◆ **GIVEN REQUEST**
Reproduce every entry below precisely. Pictures are excluded from the copy.

(Stored entries)
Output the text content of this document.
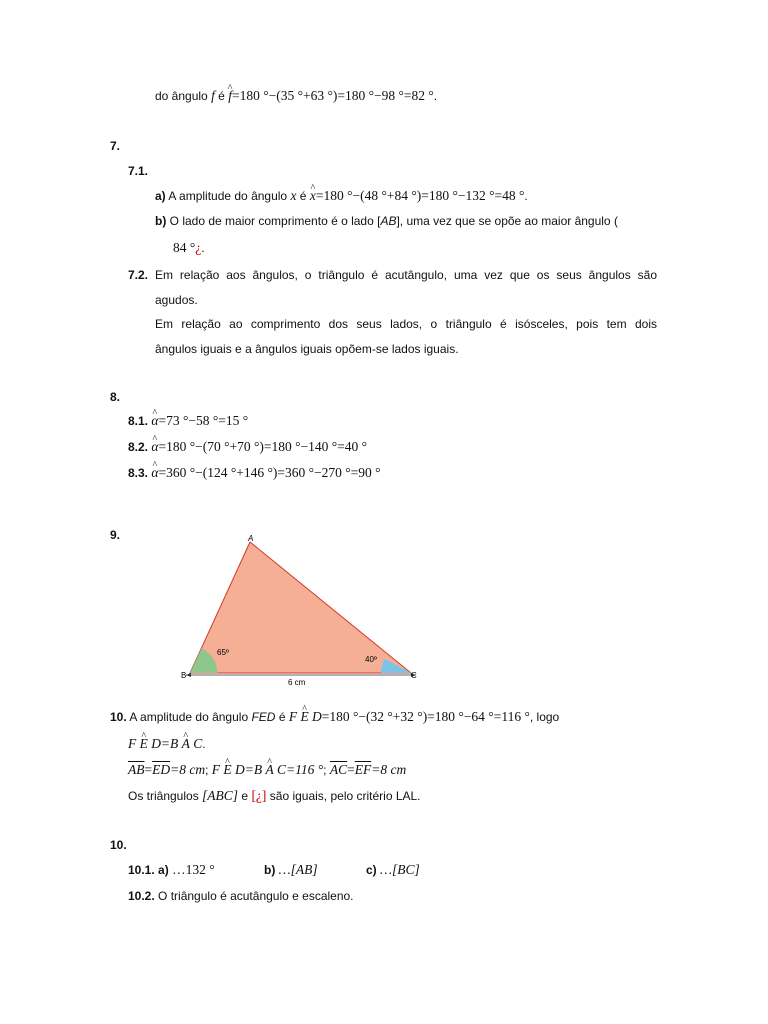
do ângulo f é ^ f=180 °−(35 °+63 °)=180 °−98 °=82 °.
7.
7.1.
a) A amplitude do ângulo x é ^ x=180 °−(48 °+84 °)=180 °−132 °=48 °.
b) O lado de maior comprimento é o lado [AB], uma vez que se opõe ao maior ângulo (
84 °¿.
7.2. Em relação aos ângulos, o triângulo é acutângulo, uma vez que os seus ângulos são
agudos.
Em relação ao comprimento dos seus lados, o triângulo é isósceles, pois tem dois
ângulos iguais e a ângulos iguais opõem-se lados iguais.
8.
8.1. ^ α=73 °−58 °=15 °
8.2. ^ α=180 °−(70 °+70 °)=180 °−140 °=40 °
8.3. ^ α=360 °−(124 °+146 °)=360 °−270 °=90 °
9.	A
B	C
65º
40º
6 cm
10. A amplitude do ângulo FED é F ^ E D=180 °−(32 °+32 °)=180 °−64 °=116 °, logo
F ^ E D=B ^ A C.
$\overline{AB}=\overline{ED}=8$ cm; F ^ E D=B ^ A C=116 °; $\overline{AC}=\overline{EF}=8$ cm
Os triângulos [ABC] e [¿] são iguais, pelo critério LAL.
10.
10.1. a) …132 °	b) …[AB]	c) …[BC]
10.2. O triângulo é acutângulo e escaleno.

◆ **RESULT FOR THIS TASK**
Output the text content of this document.
do ângulo f é ^ f=180 °−(35 °+63 °)=180 °−98 °=82 °.
7.
7.1.
a) A amplitude do ângulo x é ^ x=180 °−(48 °+84 °)=180 °−132 °=48 °.
b) O lado de maior comprimento é o lado [AB], uma vez que se opõe ao maior ângulo (
84 °¿.
7.2. Em relação aos ângulos, o triângulo é acutângulo, uma vez que os seus ângulos são
agudos.
Em relação ao comprimento dos seus lados, o triângulo é isósceles, pois tem dois
ângulos iguais e a ângulos iguais opõem-se lados iguais.
8.
8.1. ^ α=73 °−58 °=15 °
8.2. ^ α=180 °−(70 °+70 °)=180 °−140 °=40 °
8.3. ^ α=360 °−(124 °+146 °)=360 °−270 °=90 °
9.	A
B	C
65º
40º
6 cm
10. A amplitude do ângulo FED é F ^ E D=180 °−(32 °+32 °)=180 °−64 °=116 °, logo
F ^ E D=B ^ A C.
$\overline{AB}=\overline{ED}=8$ cm; F ^ E D=B ^ A C=116 °; $\overline{AC}=\overline{EF}=8$ cm
Os triângulos [ABC] e [¿] são iguais, pelo critério LAL.
10.
10.1. a) …132 °	b) …[AB]	c) …[BC]
10.2. O triângulo é acutângulo e escaleno.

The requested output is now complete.